## PROBLEM DETAILS
Go through the records and copy each line where the word "Conclusion" occurs.

Page segmentation data
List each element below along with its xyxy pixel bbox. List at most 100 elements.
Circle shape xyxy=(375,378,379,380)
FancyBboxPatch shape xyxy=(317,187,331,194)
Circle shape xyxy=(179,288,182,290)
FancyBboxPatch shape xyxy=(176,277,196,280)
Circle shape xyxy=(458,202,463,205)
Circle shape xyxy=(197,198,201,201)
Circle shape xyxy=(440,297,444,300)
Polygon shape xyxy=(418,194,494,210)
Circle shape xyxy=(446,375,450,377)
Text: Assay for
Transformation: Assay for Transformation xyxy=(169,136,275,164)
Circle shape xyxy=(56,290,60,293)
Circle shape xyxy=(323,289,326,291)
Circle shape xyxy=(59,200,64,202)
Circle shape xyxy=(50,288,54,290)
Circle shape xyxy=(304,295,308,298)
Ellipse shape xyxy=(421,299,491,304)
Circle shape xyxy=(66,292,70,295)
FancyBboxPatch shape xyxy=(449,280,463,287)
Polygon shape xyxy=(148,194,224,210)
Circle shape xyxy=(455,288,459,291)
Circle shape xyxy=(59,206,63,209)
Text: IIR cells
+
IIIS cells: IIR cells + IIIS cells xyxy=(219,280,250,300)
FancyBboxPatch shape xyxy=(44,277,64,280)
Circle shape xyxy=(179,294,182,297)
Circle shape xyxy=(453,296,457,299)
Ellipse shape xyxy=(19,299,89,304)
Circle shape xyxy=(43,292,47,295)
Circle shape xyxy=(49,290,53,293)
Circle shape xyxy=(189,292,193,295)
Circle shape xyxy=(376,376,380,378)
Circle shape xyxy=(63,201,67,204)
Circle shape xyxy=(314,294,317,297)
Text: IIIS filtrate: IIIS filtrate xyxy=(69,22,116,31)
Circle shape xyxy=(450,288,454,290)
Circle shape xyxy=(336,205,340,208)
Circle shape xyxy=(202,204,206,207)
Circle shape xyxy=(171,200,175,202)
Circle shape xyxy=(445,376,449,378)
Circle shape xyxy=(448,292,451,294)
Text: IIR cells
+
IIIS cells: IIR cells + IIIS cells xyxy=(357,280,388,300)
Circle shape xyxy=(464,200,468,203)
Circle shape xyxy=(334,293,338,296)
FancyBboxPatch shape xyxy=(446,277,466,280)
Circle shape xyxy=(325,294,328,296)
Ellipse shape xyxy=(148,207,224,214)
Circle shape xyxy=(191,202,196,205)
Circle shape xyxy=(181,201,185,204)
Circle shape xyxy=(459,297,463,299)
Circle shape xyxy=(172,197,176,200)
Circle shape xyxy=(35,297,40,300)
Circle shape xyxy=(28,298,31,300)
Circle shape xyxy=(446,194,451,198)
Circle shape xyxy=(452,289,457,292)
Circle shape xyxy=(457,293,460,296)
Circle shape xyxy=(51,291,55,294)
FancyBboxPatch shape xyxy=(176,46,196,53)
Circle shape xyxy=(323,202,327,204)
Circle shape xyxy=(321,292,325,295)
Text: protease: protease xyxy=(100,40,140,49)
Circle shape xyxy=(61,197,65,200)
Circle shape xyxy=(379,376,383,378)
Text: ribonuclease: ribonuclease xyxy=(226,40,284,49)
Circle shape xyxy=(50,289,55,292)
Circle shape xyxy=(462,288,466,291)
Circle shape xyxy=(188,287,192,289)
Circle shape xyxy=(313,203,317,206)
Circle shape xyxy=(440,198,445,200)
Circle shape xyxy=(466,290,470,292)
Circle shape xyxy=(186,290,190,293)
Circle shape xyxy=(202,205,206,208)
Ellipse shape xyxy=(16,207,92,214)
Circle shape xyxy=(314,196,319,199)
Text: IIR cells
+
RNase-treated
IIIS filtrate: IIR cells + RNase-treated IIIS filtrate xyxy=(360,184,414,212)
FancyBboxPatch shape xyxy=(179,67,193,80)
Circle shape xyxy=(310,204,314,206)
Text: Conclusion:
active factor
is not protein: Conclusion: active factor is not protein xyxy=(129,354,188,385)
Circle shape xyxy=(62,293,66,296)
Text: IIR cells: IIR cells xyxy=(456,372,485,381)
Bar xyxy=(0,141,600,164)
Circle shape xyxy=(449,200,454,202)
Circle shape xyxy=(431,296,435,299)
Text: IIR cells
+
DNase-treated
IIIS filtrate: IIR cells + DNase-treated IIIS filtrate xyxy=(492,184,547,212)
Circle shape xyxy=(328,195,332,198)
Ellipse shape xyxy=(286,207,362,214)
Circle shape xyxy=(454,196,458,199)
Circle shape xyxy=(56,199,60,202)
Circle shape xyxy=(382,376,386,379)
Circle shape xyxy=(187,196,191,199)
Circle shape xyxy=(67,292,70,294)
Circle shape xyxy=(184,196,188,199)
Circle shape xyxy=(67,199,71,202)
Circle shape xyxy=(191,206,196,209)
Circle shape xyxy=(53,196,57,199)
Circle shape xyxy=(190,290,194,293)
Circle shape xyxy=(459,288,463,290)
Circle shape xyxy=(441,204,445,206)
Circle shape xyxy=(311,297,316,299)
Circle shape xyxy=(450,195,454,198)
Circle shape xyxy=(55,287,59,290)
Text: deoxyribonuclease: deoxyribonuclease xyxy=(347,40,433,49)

## EXERCISE RESPONSE
Text: Conclusion:
is not protein: Conclusion: active factor is not protein xyxy=(129,354,188,385)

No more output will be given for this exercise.